### PROBLEM DESCRIPTION
The records that follow are to be transcribed in full, without their images.

+++

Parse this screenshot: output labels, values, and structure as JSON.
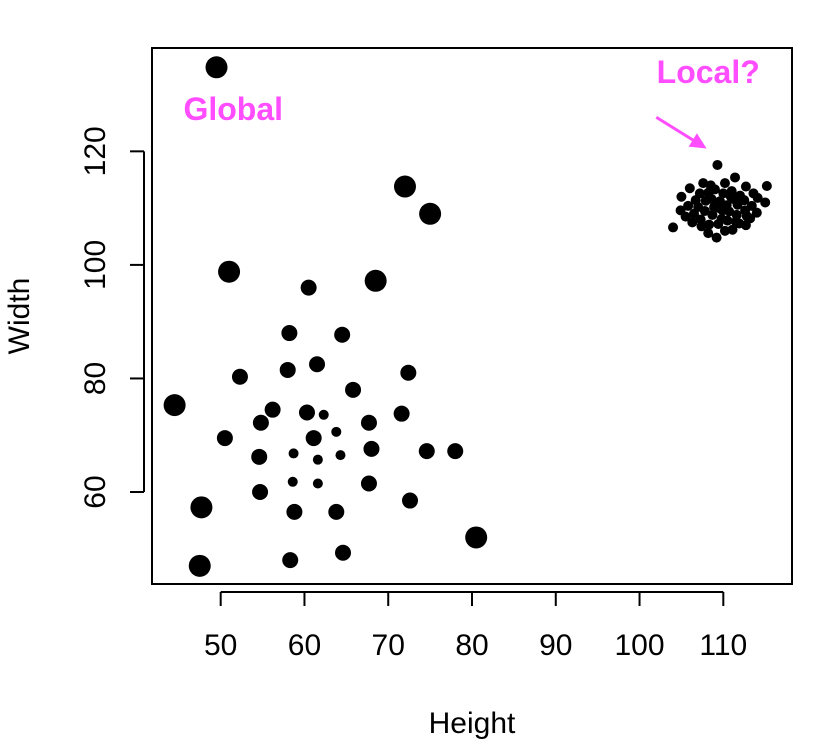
{
  "chart_data": {
    "type": "scatter",
    "xlabel": "Height",
    "ylabel": "Width",
    "xlim": [
      41.8,
      118.2
    ],
    "ylim": [
      43.8,
      138.2
    ],
    "xticks": [
      50,
      60,
      70,
      80,
      90,
      100,
      110
    ],
    "yticks": [
      60,
      80,
      100,
      120
    ],
    "grid": false,
    "point_color": "#000000",
    "annotation_color": "#ff4dff",
    "annotations": [
      {
        "text": "Global",
        "x": 51.5,
        "y": 125.5
      },
      {
        "text": "Local?",
        "x": 108.2,
        "y": 132.0
      }
    ],
    "arrow": {
      "from": [
        102.0,
        126.0
      ],
      "to": [
        108.0,
        120.5
      ]
    },
    "points_large": [
      [
        49.5,
        134.8
      ],
      [
        51.0,
        98.8
      ],
      [
        44.5,
        75.3
      ],
      [
        47.7,
        57.3
      ],
      [
        47.5,
        47.0
      ],
      [
        72.0,
        113.8
      ],
      [
        75.0,
        109.0
      ],
      [
        68.5,
        97.2
      ],
      [
        80.5,
        52.0
      ]
    ],
    "points_medium": [
      [
        60.5,
        96.0
      ],
      [
        58.2,
        88.0
      ],
      [
        64.5,
        87.7
      ],
      [
        61.5,
        82.5
      ],
      [
        58.0,
        81.5
      ],
      [
        52.3,
        80.3
      ],
      [
        72.4,
        81.0
      ],
      [
        65.8,
        78.0
      ],
      [
        56.2,
        74.5
      ],
      [
        54.8,
        72.2
      ],
      [
        60.3,
        74.0
      ],
      [
        71.6,
        73.8
      ],
      [
        50.5,
        69.5
      ],
      [
        67.7,
        72.2
      ],
      [
        61.1,
        69.5
      ],
      [
        68.0,
        67.6
      ],
      [
        74.6,
        67.2
      ],
      [
        78.0,
        67.2
      ],
      [
        54.6,
        66.2
      ],
      [
        67.7,
        61.5
      ],
      [
        54.7,
        60.0
      ],
      [
        72.6,
        58.5
      ],
      [
        58.8,
        56.5
      ],
      [
        63.8,
        56.5
      ],
      [
        64.6,
        49.3
      ],
      [
        58.3,
        48.0
      ]
    ],
    "points_small": [
      [
        62.3,
        73.6
      ],
      [
        63.8,
        70.6
      ],
      [
        58.7,
        66.8
      ],
      [
        61.6,
        65.7
      ],
      [
        64.3,
        66.5
      ],
      [
        58.6,
        61.8
      ],
      [
        61.6,
        61.5
      ],
      [
        109.3,
        117.6
      ],
      [
        104.0,
        106.6
      ],
      [
        115.2,
        113.9
      ],
      [
        115.0,
        111.0
      ],
      [
        105.0,
        112.0
      ],
      [
        106.0,
        113.5
      ],
      [
        107.6,
        114.4
      ],
      [
        108.5,
        114.0
      ],
      [
        110.2,
        114.4
      ],
      [
        111.4,
        115.4
      ],
      [
        112.7,
        113.8
      ],
      [
        113.6,
        112.6
      ],
      [
        114.1,
        111.8
      ],
      [
        113.4,
        110.4
      ],
      [
        114.0,
        109.2
      ],
      [
        112.8,
        108.6
      ],
      [
        111.9,
        107.3
      ],
      [
        111.1,
        106.2
      ],
      [
        110.2,
        106.0
      ],
      [
        109.2,
        104.8
      ],
      [
        108.2,
        105.6
      ],
      [
        107.4,
        106.8
      ],
      [
        106.3,
        107.5
      ],
      [
        105.5,
        108.5
      ],
      [
        104.9,
        109.6
      ],
      [
        105.8,
        110.4
      ],
      [
        106.7,
        111.4
      ],
      [
        107.2,
        112.6
      ],
      [
        108.2,
        112.7
      ],
      [
        109.0,
        113.3
      ],
      [
        110.0,
        112.6
      ],
      [
        111.0,
        113.0
      ],
      [
        112.0,
        112.2
      ],
      [
        112.5,
        111.4
      ],
      [
        111.7,
        110.6
      ],
      [
        112.6,
        109.6
      ],
      [
        111.6,
        108.8
      ],
      [
        110.7,
        109.4
      ],
      [
        109.8,
        108.1
      ],
      [
        108.7,
        108.8
      ],
      [
        107.8,
        109.5
      ],
      [
        107.0,
        110.2
      ],
      [
        106.5,
        109.0
      ],
      [
        107.3,
        108.0
      ],
      [
        108.3,
        107.1
      ],
      [
        109.4,
        107.2
      ],
      [
        110.5,
        107.8
      ],
      [
        111.5,
        107.6
      ],
      [
        112.7,
        107.0
      ],
      [
        113.2,
        108.2
      ],
      [
        108.9,
        110.2
      ],
      [
        109.6,
        111.2
      ],
      [
        110.4,
        110.5
      ],
      [
        111.2,
        111.6
      ],
      [
        109.9,
        109.6
      ],
      [
        108.6,
        111.6
      ],
      [
        107.9,
        111.3
      ],
      [
        110.9,
        112.0
      ],
      [
        109.5,
        110.0
      ]
    ]
  }
}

+++

### TASK RESULT
Parse this screenshot: output labels, values, and structure as JSON.
{
  "chart_data": {
    "type": "scatter",
    "xlabel": "Height",
    "ylabel": "Width",
    "xlim": [
      41.8,
      118.2
    ],
    "ylim": [
      43.8,
      138.2
    ],
    "xticks": [
      50,
      60,
      70,
      80,
      90,
      100,
      110
    ],
    "yticks": [
      60,
      80,
      100,
      120
    ],
    "grid": false,
    "point_color": "#000000",
    "annotation_color": "#ff4dff",
    "annotations": [
      {
        "text": "Global",
        "x": 51.5,
        "y": 125.5
      },
      {
        "text": "Local?",
        "x": 108.2,
        "y": 132.0
      }
    ],
    "arrow": {
      "from": [
        102.0,
        126.0
      ],
      "to": [
        108.0,
        120.5
      ]
    },
    "points_large": [
      [
        49.5,
        134.8
      ],
      [
        51.0,
        98.8
      ],
      [
        44.5,
        75.3
      ],
      [
        47.7,
        57.3
      ],
      [
        47.5,
        47.0
      ],
      [
        72.0,
        113.8
      ],
      [
        75.0,
        109.0
      ],
      [
        68.5,
        97.2
      ],
      [
        80.5,
        52.0
      ]
    ],
    "points_medium": [
      [
        60.5,
        96.0
      ],
      [
        58.2,
        88.0
      ],
      [
        64.5,
        87.7
      ],
      [
        61.5,
        82.5
      ],
      [
        58.0,
        81.5
      ],
      [
        52.3,
        80.3
      ],
      [
        72.4,
        81.0
      ],
      [
        65.8,
        78.0
      ],
      [
        56.2,
        74.5
      ],
      [
        54.8,
        72.2
      ],
      [
        60.3,
        74.0
      ],
      [
        71.6,
        73.8
      ],
      [
        50.5,
        69.5
      ],
      [
        67.7,
        72.2
      ],
      [
        61.1,
        69.5
      ],
      [
        68.0,
        67.6
      ],
      [
        74.6,
        67.2
      ],
      [
        78.0,
        67.2
      ],
      [
        54.6,
        66.2
      ],
      [
        67.7,
        61.5
      ],
      [
        54.7,
        60.0
      ],
      [
        72.6,
        58.5
      ],
      [
        58.8,
        56.5
      ],
      [
        63.8,
        56.5
      ],
      [
        64.6,
        49.3
      ],
      [
        58.3,
        48.0
      ]
    ],
    "points_small": [
      [
        62.3,
        73.6
      ],
      [
        63.8,
        70.6
      ],
      [
        58.7,
        66.8
      ],
      [
        61.6,
        65.7
      ],
      [
        64.3,
        66.5
      ],
      [
        58.6,
        61.8
      ],
      [
        61.6,
        61.5
      ],
      [
        109.3,
        117.6
      ],
      [
        104.0,
        106.6
      ],
      [
        115.2,
        113.9
      ],
      [
        115.0,
        111.0
      ],
      [
        105.0,
        112.0
      ],
      [
        106.0,
        113.5
      ],
      [
        107.6,
        114.4
      ],
      [
        108.5,
        114.0
      ],
      [
        110.2,
        114.4
      ],
      [
        111.4,
        115.4
      ],
      [
        112.7,
        113.8
      ],
      [
        113.6,
        112.6
      ],
      [
        114.1,
        111.8
      ],
      [
        113.4,
        110.4
      ],
      [
        114.0,
        109.2
      ],
      [
        112.8,
        108.6
      ],
      [
        111.9,
        107.3
      ],
      [
        111.1,
        106.2
      ],
      [
        110.2,
        106.0
      ],
      [
        109.2,
        104.8
      ],
      [
        108.2,
        105.6
      ],
      [
        107.4,
        106.8
      ],
      [
        106.3,
        107.5
      ],
      [
        105.5,
        108.5
      ],
      [
        104.9,
        109.6
      ],
      [
        105.8,
        110.4
      ],
      [
        106.7,
        111.4
      ],
      [
        107.2,
        112.6
      ],
      [
        108.2,
        112.7
      ],
      [
        109.0,
        113.3
      ],
      [
        110.0,
        112.6
      ],
      [
        111.0,
        113.0
      ],
      [
        112.0,
        112.2
      ],
      [
        112.5,
        111.4
      ],
      [
        111.7,
        110.6
      ],
      [
        112.6,
        109.6
      ],
      [
        111.6,
        108.8
      ],
      [
        110.7,
        109.4
      ],
      [
        109.8,
        108.1
      ],
      [
        108.7,
        108.8
      ],
      [
        107.8,
        109.5
      ],
      [
        107.0,
        110.2
      ],
      [
        106.5,
        109.0
      ],
      [
        107.3,
        108.0
      ],
      [
        108.3,
        107.1
      ],
      [
        109.4,
        107.2
      ],
      [
        110.5,
        107.8
      ],
      [
        111.5,
        107.6
      ],
      [
        112.7,
        107.0
      ],
      [
        113.2,
        108.2
      ],
      [
        108.9,
        110.2
      ],
      [
        109.6,
        111.2
      ],
      [
        110.4,
        110.5
      ],
      [
        111.2,
        111.6
      ],
      [
        109.9,
        109.6
      ],
      [
        108.6,
        111.6
      ],
      [
        107.9,
        111.3
      ],
      [
        110.9,
        112.0
      ],
      [
        109.5,
        110.0
      ]
    ]
  }
}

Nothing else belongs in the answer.